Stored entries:
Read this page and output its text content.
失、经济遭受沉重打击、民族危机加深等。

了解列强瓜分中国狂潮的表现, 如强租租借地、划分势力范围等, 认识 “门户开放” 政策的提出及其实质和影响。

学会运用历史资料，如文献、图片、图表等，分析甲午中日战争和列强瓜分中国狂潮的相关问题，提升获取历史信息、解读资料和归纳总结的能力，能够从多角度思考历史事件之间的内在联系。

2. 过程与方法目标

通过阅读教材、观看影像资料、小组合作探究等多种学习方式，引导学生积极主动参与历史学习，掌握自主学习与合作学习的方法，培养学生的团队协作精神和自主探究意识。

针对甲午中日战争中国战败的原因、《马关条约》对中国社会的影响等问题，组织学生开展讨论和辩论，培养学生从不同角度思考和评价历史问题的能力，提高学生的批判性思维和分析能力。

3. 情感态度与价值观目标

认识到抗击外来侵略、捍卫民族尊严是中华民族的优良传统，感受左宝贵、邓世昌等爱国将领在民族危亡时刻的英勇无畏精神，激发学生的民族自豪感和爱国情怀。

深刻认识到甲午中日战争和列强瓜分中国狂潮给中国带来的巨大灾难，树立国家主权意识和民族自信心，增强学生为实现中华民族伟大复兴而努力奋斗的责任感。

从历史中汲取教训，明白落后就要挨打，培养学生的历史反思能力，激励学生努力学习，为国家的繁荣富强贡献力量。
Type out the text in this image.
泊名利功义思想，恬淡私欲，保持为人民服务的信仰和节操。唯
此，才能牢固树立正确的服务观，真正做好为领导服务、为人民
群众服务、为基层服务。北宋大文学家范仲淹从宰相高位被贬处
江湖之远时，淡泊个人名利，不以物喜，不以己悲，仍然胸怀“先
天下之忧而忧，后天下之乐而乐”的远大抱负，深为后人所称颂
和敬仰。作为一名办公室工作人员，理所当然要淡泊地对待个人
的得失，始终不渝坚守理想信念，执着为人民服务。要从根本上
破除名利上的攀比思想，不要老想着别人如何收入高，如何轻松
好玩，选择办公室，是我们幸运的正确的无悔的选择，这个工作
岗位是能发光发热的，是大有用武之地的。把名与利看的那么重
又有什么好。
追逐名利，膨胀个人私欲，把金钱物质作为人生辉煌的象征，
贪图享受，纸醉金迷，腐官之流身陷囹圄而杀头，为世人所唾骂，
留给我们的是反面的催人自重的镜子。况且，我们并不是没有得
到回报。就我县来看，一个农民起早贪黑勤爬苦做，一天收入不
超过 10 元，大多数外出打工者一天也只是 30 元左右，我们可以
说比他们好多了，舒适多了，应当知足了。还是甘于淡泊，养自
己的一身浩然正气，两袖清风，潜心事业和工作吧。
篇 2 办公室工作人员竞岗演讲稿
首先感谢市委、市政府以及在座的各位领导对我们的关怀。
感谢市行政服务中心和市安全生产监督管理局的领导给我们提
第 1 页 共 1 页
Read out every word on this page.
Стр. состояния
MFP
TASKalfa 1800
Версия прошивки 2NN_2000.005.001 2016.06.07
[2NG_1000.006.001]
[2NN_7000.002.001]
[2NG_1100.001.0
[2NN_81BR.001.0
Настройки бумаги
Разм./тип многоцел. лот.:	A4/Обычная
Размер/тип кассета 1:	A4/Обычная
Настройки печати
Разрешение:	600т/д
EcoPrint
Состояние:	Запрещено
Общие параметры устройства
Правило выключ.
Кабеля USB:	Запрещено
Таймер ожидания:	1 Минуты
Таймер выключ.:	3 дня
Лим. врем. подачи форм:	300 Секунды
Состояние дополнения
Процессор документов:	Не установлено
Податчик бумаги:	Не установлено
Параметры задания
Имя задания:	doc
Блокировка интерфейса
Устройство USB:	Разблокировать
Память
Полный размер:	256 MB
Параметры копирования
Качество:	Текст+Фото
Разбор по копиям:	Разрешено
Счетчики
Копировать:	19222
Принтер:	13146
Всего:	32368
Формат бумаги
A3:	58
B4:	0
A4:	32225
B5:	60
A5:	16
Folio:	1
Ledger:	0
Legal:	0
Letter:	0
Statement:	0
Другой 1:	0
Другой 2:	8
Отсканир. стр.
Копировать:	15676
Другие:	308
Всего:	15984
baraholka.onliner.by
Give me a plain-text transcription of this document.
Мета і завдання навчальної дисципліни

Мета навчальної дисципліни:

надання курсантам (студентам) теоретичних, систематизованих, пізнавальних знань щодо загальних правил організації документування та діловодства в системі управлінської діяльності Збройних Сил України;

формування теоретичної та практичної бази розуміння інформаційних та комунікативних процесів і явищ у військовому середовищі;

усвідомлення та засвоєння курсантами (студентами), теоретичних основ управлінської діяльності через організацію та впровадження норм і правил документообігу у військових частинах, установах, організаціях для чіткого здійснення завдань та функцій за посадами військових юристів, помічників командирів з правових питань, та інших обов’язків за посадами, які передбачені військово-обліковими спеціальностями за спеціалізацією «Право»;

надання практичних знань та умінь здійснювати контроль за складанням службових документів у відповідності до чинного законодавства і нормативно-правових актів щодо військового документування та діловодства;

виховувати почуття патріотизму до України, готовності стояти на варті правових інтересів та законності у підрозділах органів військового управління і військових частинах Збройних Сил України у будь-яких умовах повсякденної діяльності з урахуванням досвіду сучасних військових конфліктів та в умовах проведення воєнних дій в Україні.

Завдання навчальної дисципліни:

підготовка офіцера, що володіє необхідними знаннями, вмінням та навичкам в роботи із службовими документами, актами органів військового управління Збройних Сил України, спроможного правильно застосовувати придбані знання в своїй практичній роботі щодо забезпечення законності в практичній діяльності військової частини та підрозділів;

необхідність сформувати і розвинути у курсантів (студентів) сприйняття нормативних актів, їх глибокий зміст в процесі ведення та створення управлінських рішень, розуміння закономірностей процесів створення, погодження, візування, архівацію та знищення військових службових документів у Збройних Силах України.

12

STATED TASK: Restate every line of the data word for word.

WRITTEN SOLUTION:
Read this page and output its text content.
失、经济遭受沉重打击、民族危机加深等。

了解列强瓜分中国狂潮的表现, 如强租租借地、划分势力范围等, 认识 “门户开放” 政策的提出及其实质和影响。

学会运用历史资料，如文献、图片、图表等，分析甲午中日战争和列强瓜分中国狂潮的相关问题，提升获取历史信息、解读资料和归纳总结的能力，能够从多角度思考历史事件之间的内在联系。

2. 过程与方法目标

通过阅读教材、观看影像资料、小组合作探究等多种学习方式，引导学生积极主动参与历史学习，掌握自主学习与合作学习的方法，培养学生的团队协作精神和自主探究意识。

针对甲午中日战争中国战败的原因、《马关条约》对中国社会的影响等问题，组织学生开展讨论和辩论，培养学生从不同角度思考和评价历史问题的能力，提高学生的批判性思维和分析能力。

3. 情感态度与价值观目标

认识到抗击外来侵略、捍卫民族尊严是中华民族的优良传统，感受左宝贵、邓世昌等爱国将领在民族危亡时刻的英勇无畏精神，激发学生的民族自豪感和爱国情怀。

深刻认识到甲午中日战争和列强瓜分中国狂潮给中国带来的巨大灾难，树立国家主权意识和民族自信心，增强学生为实现中华民族伟大复兴而努力奋斗的责任感。

从历史中汲取教训，明白落后就要挨打，培养学生的历史反思能力，激励学生努力学习，为国家的繁荣富强贡献力量。
Type out the text in this image.
泊名利功义思想，恬淡私欲，保持为人民服务的信仰和节操。唯
此，才能牢固树立正确的服务观，真正做好为领导服务、为人民
群众服务、为基层服务。北宋大文学家范仲淹从宰相高位被贬处
江湖之远时，淡泊个人名利，不以物喜，不以己悲，仍然胸怀“先
天下之忧而忧，后天下之乐而乐”的远大抱负，深为后人所称颂
和敬仰。作为一名办公室工作人员，理所当然要淡泊地对待个人
的得失，始终不渝坚守理想信念，执着为人民服务。要从根本上
破除名利上的攀比思想，不要老想着别人如何收入高，如何轻松
好玩，选择办公室，是我们幸运的正确的无悔的选择，这个工作
岗位是能发光发热的，是大有用武之地的。把名与利看的那么重
又有什么好。
追逐名利，膨胀个人私欲，把金钱物质作为人生辉煌的象征，
贪图享受，纸醉金迷，腐官之流身陷囹圄而杀头，为世人所唾骂，
留给我们的是反面的催人自重的镜子。况且，我们并不是没有得
到回报。就我县来看，一个农民起早贪黑勤爬苦做，一天收入不
超过 10 元，大多数外出打工者一天也只是 30 元左右，我们可以
说比他们好多了，舒适多了，应当知足了。还是甘于淡泊，养自
己的一身浩然正气，两袖清风，潜心事业和工作吧。
篇 2 办公室工作人员竞岗演讲稿
首先感谢市委、市政府以及在座的各位领导对我们的关怀。
感谢市行政服务中心和市安全生产监督管理局的领导给我们提
第 1 页 共 1 页
Read out every word on this page.
Стр. состояния
MFP
TASKalfa 1800
Версия прошивки 2NN_2000.005.001 2016.06.07
[2NG_1000.006.001]
[2NN_7000.002.001]
[2NG_1100.001.0
[2NN_81BR.001.0
Настройки бумаги
Разм./тип многоцел. лот.:	A4/Обычная
Размер/тип кассета 1:	A4/Обычная
Настройки печати
Разрешение:	600т/д
EcoPrint
Состояние:	Запрещено
Общие параметры устройства
Правило выключ.
Кабеля USB:	Запрещено
Таймер ожидания:	1 Минуты
Таймер выключ.:	3 дня
Лим. врем. подачи форм:	300 Секунды
Состояние дополнения
Процессор документов:	Не установлено
Податчик бумаги:	Не установлено
Параметры задания
Имя задания:	doc
Блокировка интерфейса
Устройство USB:	Разблокировать
Память
Полный размер:	256 MB
Параметры копирования
Качество:	Текст+Фото
Разбор по копиям:	Разрешено
Счетчики
Копировать:	19222
Принтер:	13146
Всего:	32368
Формат бумаги
A3:	58
B4:	0
A4:	32225
B5:	60
A5:	16
Folio:	1
Ledger:	0
Legal:	0
Letter:	0
Statement:	0
Другой 1:	0
Другой 2:	8
Отсканир. стр.
Копировать:	15676
Другие:	308
Всего:	15984
baraholka.onliner.by
Give me a plain-text transcription of this document.
Мета і завдання навчальної дисципліни

Мета навчальної дисципліни:

надання курсантам (студентам) теоретичних, систематизованих, пізнавальних знань щодо загальних правил організації документування та діловодства в системі управлінської діяльності Збройних Сил України;

формування теоретичної та практичної бази розуміння інформаційних та комунікативних процесів і явищ у військовому середовищі;

усвідомлення та засвоєння курсантами (студентами), теоретичних основ управлінської діяльності через організацію та впровадження норм і правил документообігу у військових частинах, установах, організаціях для чіткого здійснення завдань та функцій за посадами військових юристів, помічників командирів з правових питань, та інших обов’язків за посадами, які передбачені військово-обліковими спеціальностями за спеціалізацією «Право»;

надання практичних знань та умінь здійснювати контроль за складанням службових документів у відповідності до чинного законодавства і нормативно-правових актів щодо військового документування та діловодства;

виховувати почуття патріотизму до України, готовності стояти на варті правових інтересів та законності у підрозділах органів військового управління і військових частинах Збройних Сил України у будь-яких умовах повсякденної діяльності з урахуванням досвіду сучасних військових конфліктів та в умовах проведення воєнних дій в Україні.

Завдання навчальної дисципліни:

підготовка офіцера, що володіє необхідними знаннями, вмінням та навичкам в роботи із службовими документами, актами органів військового управління Збройних Сил України, спроможного правильно застосовувати придбані знання в своїй практичній роботі щодо забезпечення законності в практичній діяльності військової частини та підрозділів;

необхідність сформувати і розвинути у курсантів (студентів) сприйняття нормативних актів, їх глибокий зміст в процесі ведення та створення управлінських рішень, розуміння закономірностей процесів створення, погодження, візування, архівацію та знищення військових службових документів у Збройних Силах України.

12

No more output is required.